PROBLEM DETAILS
Omit every picture and output the rest of the records exactly as they are.

THE DATA
---*---

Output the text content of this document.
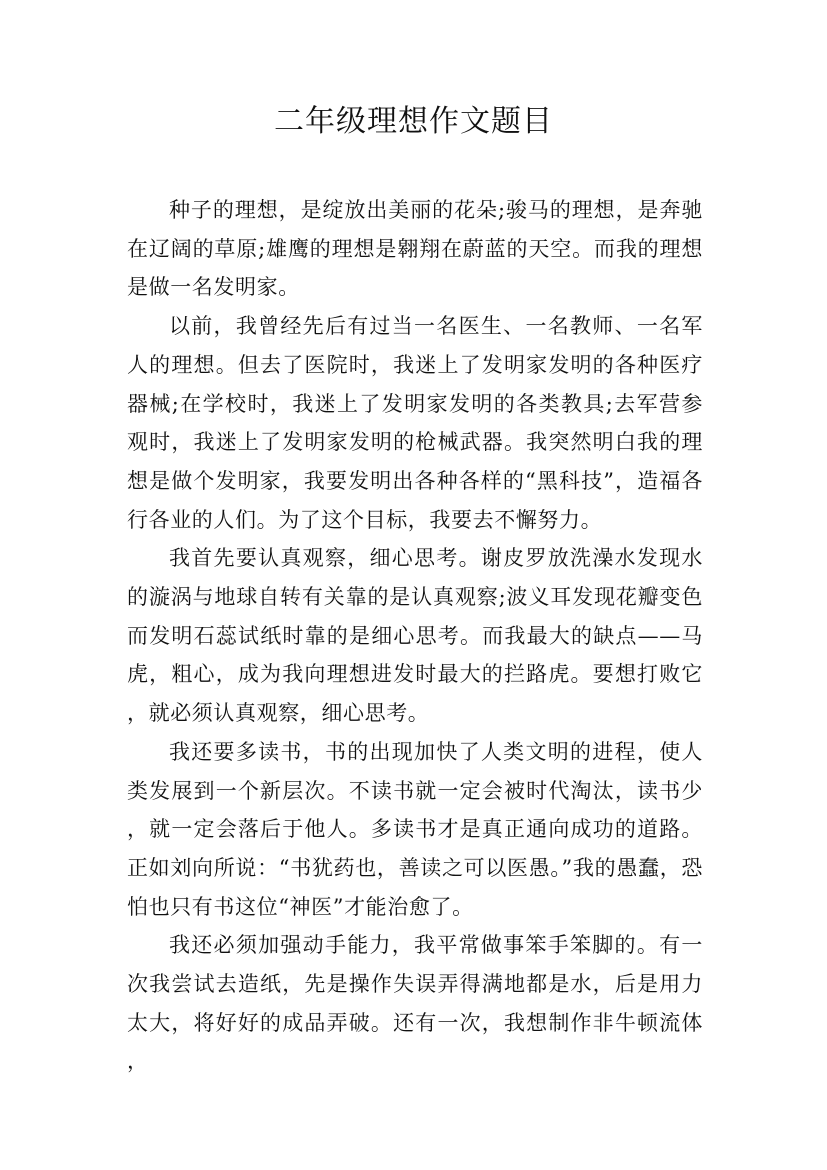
二年级理想作文题目

种子的理想，是绽放出美丽的花朵;骏马的理想，是奔驰在辽阔的草原;雄鹰的理想是翱翔在蔚蓝的天空。而我的理想是做一名发明家。

以前，我曾经先后有过当一名医生、一名教师、一名军人的理想。但去了医院时，我迷上了发明家发明的各种医疗器械;在学校时，我迷上了发明家发明的各类教具;去军营参观时，我迷上了发明家发明的枪械武器。我突然明白我的理想是做个发明家，我要发明出各种各样的“黑科技”，造福各行各业的人们。为了这个目标，我要去不懈努力。

我首先要认真观察，细心思考。谢皮罗放洗澡水发现水的漩涡与地球自转有关靠的是认真观察;波义耳发现花瓣变色而发明石蕊试纸时靠的是细心思考。而我最大的缺点——马虎，粗心，成为我向理想进发时最大的拦路虎。要想打败它，就必须认真观察，细心思考。

我还要多读书，书的出现加快了人类文明的进程，使人类发展到一个新层次。不读书就一定会被时代淘汰，读书少，就一定会落后于他人。多读书才是真正通向成功的道路。正如刘向所说：“书犹药也，善读之可以医愚。”我的愚蠢，恐怕也只有书这位“神医”才能治愈了。

我还必须加强动手能力，我平常做事笨手笨脚的。有一次我尝试去造纸，先是操作失误弄得满地都是水，后是用力太大，将好好的成品弄破。还有一次，我想制作非牛顿流体，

---*---

TASK RESULT
Output the text content of this document.
二年级理想作文题目

种子的理想，是绽放出美丽的花朵;骏马的理想，是奔驰在辽阔的草原;雄鹰的理想是翱翔在蔚蓝的天空。而我的理想是做一名发明家。

以前，我曾经先后有过当一名医生、一名教师、一名军人的理想。但去了医院时，我迷上了发明家发明的各种医疗器械;在学校时，我迷上了发明家发明的各类教具;去军营参观时，我迷上了发明家发明的枪械武器。我突然明白我的理想是做个发明家，我要发明出各种各样的“黑科技”，造福各行各业的人们。为了这个目标，我要去不懈努力。

我首先要认真观察，细心思考。谢皮罗放洗澡水发现水的漩涡与地球自转有关靠的是认真观察;波义耳发现花瓣变色而发明石蕊试纸时靠的是细心思考。而我最大的缺点——马虎，粗心，成为我向理想进发时最大的拦路虎。要想打败它，就必须认真观察，细心思考。

我还要多读书，书的出现加快了人类文明的进程，使人类发展到一个新层次。不读书就一定会被时代淘汰，读书少，就一定会落后于他人。多读书才是真正通向成功的道路。正如刘向所说：“书犹药也，善读之可以医愚。”我的愚蠢，恐怕也只有书这位“神医”才能治愈了。

我还必须加强动手能力，我平常做事笨手笨脚的。有一次我尝试去造纸，先是操作失误弄得满地都是水，后是用力太大，将好好的成品弄破。还有一次，我想制作非牛顿流体，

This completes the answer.